*Text block*:
====
TorchDenseIndexer
- class lightning_ir.retrieve.pytorch.dense_indexer.TorchDenseIndexer(index_dir: Path, index_config: TorchDenseIndexConfig, module: BiEncoderModule, verbose: bool = False)[source]
Bases:
IndexerIndexer for dense embeddings using PyTorch.
- __init__(index_dir: Path, index_config: TorchDenseIndexConfig, module: BiEncoderModule, verbose: bool = False) None[source]
Initialize the TorchDenseIndexer.
- Parameters:
index_dir (Path) – Directory to store the index.
index_config (TorchDenseIndexConfig) – Configuration for the dense index.
module (BiEncoderModule) – Bi-encoder module to use for indexing.
verbose (bool) – Whether to print verbose output. Defaults to False.
Methods
__init__(index_dir, index_config, module[, ...])Initialize the TorchDenseIndexer.
add(index_batch, output)Add embeddings from the output to the index.
save()Save the index to the specified directory.
to_cpu()Convert the index to CPU format.
to_gpu()Convert the index to GPU format.
- add(index_batch: IndexBatch, output: BiEncoderOutput) None[source]
Add embeddings from the output to the index.
- Parameters:
index_batch (IndexBatch) – Batch containing the index data.
output (BiEncoderOutput) – Output from the Bi-encoder model containing embeddings.
- Raises:
ValueError – If output does not contain document embeddings.
- save() None[source]
Save the index to the specified directory.
- to_cpu() None[source]
Convert the index to CPU format.
- to_gpu() None[source]
Convert the index to GPU format.
====
*Entries*:
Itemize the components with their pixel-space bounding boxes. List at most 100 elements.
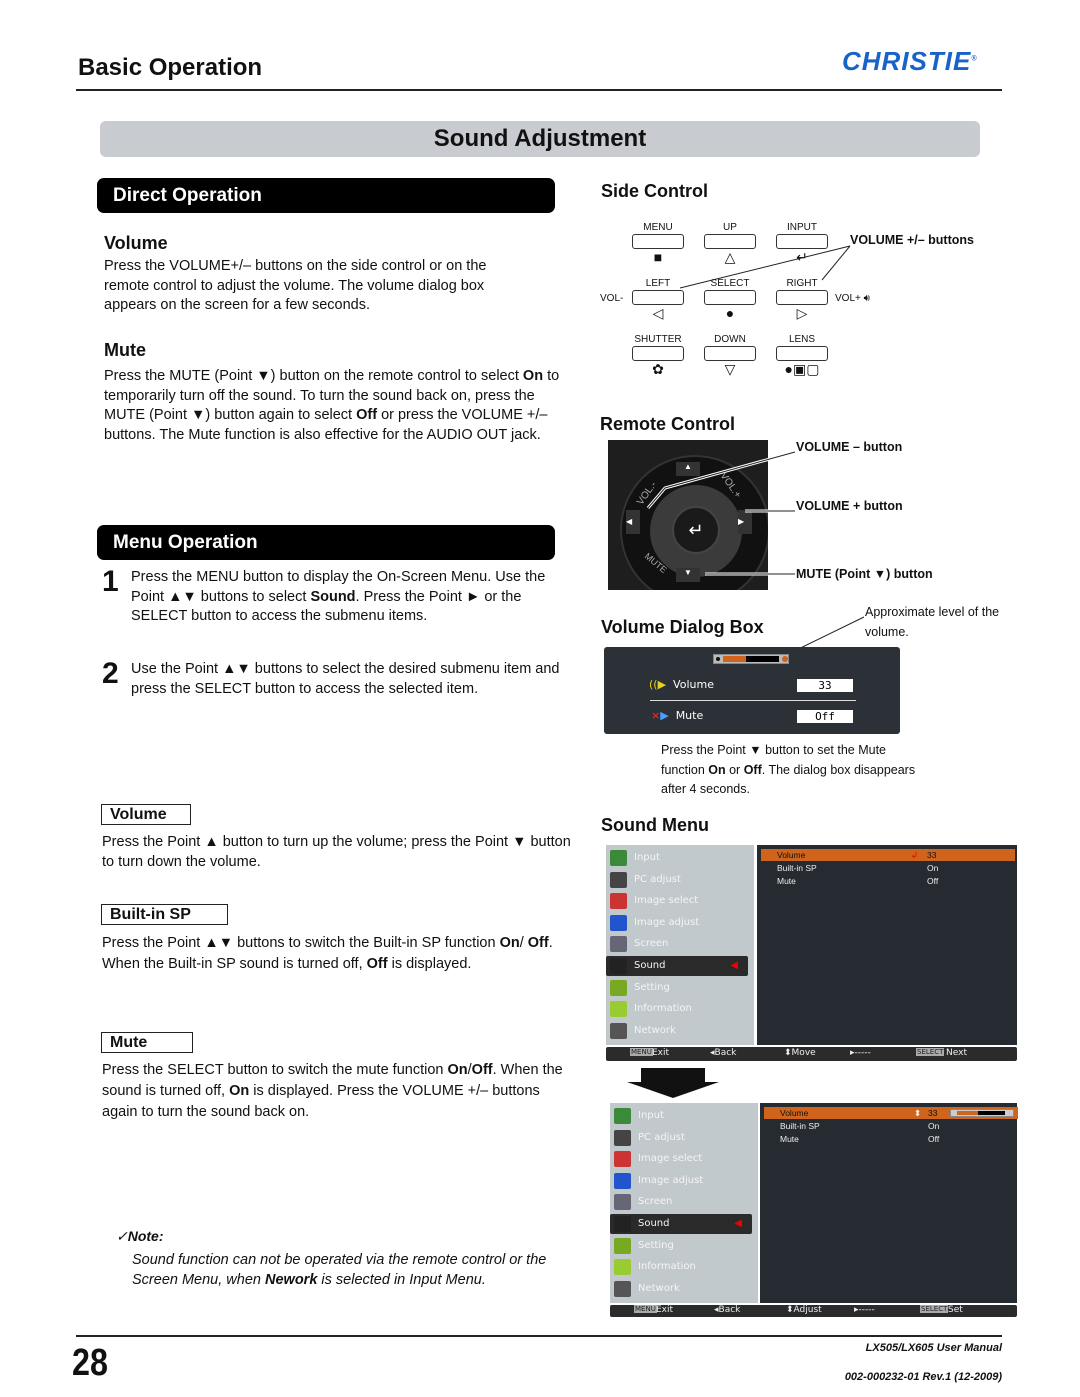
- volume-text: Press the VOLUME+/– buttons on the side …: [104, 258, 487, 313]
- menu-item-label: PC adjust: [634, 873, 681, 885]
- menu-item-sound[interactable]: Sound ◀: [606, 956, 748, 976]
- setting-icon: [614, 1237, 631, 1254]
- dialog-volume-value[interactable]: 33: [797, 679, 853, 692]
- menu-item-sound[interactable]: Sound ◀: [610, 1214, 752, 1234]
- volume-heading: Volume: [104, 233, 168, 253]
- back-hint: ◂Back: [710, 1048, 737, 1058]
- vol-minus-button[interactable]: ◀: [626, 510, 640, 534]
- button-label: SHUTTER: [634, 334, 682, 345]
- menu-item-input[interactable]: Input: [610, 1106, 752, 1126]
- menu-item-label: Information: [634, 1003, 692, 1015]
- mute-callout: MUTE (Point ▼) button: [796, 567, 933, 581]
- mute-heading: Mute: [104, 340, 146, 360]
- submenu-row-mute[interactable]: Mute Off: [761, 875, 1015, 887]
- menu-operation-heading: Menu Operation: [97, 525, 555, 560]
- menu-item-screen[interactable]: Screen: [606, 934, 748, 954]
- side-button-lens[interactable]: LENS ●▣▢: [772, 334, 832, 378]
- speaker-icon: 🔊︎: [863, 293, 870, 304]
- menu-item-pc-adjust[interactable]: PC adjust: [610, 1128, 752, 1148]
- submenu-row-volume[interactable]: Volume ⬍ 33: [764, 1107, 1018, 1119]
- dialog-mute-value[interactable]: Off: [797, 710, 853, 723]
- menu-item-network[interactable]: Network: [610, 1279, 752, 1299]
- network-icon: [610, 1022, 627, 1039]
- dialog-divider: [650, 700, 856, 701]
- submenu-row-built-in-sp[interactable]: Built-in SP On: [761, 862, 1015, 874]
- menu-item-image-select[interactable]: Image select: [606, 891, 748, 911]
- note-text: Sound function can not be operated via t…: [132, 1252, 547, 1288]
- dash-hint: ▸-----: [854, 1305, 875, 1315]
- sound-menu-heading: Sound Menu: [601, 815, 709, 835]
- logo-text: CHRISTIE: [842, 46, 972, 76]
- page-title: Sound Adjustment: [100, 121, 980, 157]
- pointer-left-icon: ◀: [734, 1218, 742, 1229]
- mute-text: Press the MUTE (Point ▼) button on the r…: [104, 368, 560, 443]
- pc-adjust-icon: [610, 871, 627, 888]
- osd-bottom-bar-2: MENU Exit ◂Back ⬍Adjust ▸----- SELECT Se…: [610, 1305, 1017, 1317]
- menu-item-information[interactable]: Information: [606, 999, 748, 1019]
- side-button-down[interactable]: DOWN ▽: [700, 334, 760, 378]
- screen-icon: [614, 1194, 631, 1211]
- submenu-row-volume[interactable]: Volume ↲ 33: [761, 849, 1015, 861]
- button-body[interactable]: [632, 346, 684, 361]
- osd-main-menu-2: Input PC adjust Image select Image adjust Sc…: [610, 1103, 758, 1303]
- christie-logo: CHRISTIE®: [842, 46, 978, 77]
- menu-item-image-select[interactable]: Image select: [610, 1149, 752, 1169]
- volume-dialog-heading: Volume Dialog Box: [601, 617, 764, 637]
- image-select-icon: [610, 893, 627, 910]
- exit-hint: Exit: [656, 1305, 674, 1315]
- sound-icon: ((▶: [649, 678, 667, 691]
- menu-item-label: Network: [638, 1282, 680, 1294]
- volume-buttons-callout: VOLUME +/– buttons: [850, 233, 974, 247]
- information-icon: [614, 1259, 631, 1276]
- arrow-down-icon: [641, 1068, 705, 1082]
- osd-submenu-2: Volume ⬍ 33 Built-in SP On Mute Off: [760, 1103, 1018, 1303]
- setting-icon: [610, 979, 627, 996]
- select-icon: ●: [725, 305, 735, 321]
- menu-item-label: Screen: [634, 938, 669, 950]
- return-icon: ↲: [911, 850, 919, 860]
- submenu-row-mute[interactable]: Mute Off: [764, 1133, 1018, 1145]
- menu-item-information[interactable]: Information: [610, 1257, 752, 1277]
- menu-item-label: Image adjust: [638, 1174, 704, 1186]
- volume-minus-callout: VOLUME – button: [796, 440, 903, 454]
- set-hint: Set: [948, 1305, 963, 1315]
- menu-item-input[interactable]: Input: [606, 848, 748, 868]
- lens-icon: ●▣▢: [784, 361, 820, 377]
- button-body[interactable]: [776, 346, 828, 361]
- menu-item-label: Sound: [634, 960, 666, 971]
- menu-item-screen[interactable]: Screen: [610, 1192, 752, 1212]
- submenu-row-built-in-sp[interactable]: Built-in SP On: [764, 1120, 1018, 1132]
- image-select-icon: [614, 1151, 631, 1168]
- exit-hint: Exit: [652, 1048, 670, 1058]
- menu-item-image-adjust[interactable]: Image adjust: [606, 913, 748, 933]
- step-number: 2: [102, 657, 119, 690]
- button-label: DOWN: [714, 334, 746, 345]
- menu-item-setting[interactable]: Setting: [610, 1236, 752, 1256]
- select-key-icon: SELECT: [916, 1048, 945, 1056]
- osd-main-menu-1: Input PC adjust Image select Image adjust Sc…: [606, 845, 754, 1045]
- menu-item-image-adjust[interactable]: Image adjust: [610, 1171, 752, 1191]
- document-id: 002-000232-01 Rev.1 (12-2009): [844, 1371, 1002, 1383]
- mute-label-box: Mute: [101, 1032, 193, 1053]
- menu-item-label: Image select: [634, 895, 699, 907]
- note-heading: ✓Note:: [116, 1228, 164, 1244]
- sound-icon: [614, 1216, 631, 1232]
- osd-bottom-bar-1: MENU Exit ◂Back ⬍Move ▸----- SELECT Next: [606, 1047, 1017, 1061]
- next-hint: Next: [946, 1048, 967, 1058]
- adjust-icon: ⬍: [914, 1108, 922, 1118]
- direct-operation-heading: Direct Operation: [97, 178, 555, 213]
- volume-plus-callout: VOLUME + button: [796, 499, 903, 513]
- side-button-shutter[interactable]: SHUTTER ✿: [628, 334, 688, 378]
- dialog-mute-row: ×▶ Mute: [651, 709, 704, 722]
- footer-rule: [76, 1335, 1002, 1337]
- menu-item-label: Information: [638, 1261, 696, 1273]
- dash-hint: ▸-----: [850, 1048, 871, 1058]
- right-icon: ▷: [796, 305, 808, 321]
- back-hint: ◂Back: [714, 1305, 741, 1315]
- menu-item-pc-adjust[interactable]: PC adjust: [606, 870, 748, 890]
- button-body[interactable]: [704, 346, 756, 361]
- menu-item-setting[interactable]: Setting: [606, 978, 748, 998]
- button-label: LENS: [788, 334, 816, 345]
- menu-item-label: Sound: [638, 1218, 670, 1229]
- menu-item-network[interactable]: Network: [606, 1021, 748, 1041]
====
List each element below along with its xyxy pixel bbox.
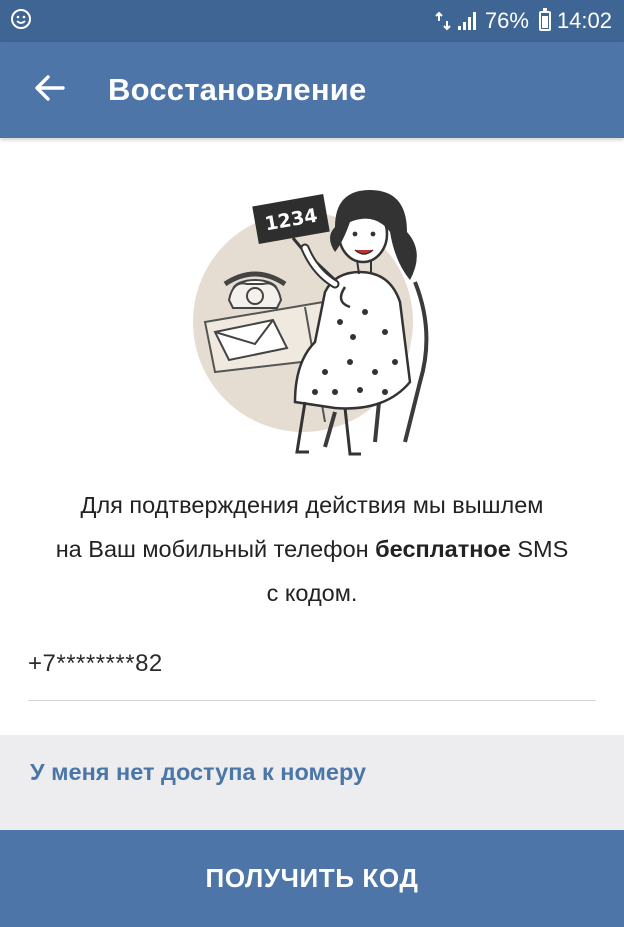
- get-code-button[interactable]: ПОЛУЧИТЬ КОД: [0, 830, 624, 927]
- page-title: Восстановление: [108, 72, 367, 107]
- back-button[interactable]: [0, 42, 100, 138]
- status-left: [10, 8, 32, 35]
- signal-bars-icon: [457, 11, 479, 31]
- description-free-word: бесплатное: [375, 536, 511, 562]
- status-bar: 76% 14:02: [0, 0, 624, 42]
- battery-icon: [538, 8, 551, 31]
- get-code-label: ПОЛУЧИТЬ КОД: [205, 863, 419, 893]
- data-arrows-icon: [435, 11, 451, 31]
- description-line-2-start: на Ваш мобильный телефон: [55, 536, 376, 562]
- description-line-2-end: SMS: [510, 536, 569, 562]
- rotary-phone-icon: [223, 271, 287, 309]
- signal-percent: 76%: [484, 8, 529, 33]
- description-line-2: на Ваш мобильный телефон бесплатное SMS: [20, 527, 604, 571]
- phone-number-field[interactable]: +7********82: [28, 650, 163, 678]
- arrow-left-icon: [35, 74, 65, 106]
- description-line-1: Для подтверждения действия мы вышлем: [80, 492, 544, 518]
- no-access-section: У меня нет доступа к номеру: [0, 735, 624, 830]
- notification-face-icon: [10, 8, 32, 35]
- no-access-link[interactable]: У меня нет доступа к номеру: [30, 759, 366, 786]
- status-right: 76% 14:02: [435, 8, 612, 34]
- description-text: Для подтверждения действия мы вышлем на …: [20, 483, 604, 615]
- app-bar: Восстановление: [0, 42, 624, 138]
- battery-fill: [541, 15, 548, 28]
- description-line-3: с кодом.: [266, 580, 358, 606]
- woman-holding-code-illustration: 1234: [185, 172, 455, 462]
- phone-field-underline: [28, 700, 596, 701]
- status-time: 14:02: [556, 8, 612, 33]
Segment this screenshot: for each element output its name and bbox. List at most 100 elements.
====
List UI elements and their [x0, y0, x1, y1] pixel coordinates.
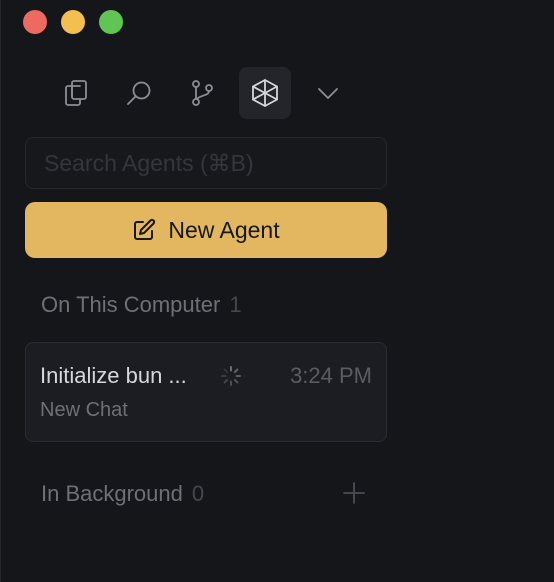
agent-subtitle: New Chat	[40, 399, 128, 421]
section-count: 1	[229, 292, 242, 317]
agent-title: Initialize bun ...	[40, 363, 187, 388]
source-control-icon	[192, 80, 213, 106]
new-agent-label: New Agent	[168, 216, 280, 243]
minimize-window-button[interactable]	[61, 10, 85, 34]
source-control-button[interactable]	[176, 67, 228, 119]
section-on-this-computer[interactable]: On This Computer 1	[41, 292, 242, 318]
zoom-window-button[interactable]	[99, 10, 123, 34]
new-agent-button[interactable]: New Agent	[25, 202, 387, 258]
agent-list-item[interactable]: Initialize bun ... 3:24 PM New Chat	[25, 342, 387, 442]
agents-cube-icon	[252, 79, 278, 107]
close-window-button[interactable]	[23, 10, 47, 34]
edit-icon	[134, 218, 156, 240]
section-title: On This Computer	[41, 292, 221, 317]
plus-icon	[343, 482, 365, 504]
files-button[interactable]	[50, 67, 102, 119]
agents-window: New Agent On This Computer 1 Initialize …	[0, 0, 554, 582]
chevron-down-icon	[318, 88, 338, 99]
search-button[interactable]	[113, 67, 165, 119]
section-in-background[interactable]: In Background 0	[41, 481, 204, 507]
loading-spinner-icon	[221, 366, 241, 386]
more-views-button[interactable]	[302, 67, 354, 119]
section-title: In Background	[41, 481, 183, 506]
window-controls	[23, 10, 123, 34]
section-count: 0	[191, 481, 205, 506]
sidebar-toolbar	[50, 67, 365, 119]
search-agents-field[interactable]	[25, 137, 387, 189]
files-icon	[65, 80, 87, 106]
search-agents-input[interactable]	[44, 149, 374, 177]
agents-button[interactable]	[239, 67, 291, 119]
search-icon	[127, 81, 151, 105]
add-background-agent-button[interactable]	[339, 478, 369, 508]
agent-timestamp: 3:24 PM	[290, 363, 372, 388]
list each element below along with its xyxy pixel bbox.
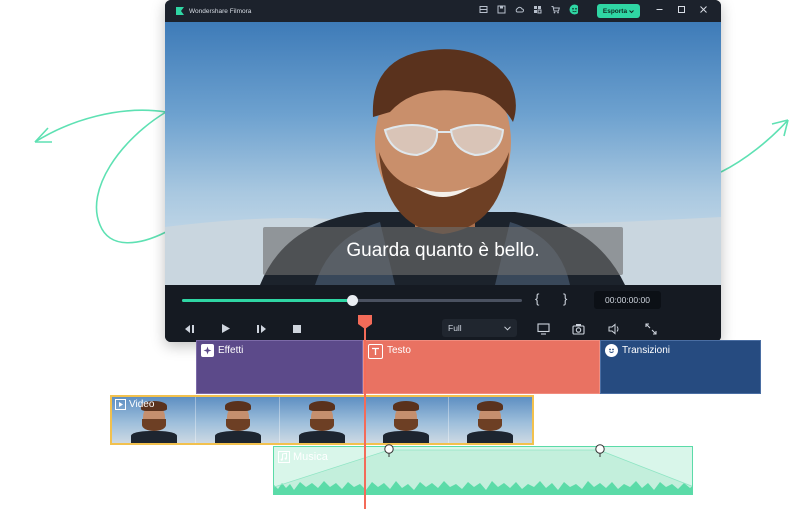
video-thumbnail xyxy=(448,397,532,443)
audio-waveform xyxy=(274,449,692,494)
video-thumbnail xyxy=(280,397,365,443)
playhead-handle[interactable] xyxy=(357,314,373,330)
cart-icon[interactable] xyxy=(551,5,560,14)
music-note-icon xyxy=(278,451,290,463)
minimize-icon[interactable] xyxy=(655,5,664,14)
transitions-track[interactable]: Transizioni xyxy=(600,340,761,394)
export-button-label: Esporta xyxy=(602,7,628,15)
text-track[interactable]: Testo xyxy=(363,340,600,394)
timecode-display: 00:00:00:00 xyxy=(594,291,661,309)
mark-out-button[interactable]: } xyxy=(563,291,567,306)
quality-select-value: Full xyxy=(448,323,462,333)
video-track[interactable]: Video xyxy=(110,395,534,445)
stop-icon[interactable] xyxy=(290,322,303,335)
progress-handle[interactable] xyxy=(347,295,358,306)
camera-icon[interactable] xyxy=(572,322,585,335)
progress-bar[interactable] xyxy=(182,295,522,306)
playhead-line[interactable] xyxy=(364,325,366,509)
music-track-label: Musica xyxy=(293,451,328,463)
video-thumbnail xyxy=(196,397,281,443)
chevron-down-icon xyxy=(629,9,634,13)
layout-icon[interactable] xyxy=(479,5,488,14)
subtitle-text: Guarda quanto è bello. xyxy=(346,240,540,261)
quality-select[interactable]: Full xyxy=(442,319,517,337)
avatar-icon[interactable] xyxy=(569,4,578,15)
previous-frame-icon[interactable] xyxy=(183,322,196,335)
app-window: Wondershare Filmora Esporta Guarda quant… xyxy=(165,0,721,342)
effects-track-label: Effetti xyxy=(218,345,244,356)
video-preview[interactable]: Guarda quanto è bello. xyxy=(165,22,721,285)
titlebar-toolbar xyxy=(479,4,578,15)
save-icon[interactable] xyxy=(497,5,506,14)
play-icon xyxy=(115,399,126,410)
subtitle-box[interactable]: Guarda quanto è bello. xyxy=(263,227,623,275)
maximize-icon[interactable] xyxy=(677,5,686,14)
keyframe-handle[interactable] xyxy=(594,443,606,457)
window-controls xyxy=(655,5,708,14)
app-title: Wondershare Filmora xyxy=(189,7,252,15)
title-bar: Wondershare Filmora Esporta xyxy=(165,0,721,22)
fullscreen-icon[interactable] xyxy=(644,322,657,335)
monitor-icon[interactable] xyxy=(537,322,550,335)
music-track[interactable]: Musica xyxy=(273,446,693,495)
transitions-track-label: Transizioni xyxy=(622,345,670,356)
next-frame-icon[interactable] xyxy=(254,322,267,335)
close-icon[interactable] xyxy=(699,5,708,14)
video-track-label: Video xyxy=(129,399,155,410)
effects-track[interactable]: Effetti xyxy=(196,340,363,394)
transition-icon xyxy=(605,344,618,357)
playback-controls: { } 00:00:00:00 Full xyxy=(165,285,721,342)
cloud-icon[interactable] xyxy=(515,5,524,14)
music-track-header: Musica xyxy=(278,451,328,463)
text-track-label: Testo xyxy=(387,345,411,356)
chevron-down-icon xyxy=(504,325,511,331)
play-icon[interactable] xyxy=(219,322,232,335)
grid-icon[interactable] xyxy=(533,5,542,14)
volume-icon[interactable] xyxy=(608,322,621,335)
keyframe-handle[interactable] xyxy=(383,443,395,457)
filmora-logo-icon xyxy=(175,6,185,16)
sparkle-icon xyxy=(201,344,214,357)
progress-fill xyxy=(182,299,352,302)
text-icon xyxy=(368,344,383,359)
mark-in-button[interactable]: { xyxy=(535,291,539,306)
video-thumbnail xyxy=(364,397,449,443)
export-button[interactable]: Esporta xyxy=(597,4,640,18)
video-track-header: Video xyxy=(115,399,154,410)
====
*Instructions*:
(1) List every method named in the Methods table of the TorchDenseIndexer documentation.
(2) According to the TorchDenseIndexer documentation, what exception can the add method raise, and under what condition?

*Task results*:
(1) __init__, add, save, to_cpu, to_gpu

(2) It raises a ValueError if the output does not contain document embeddings.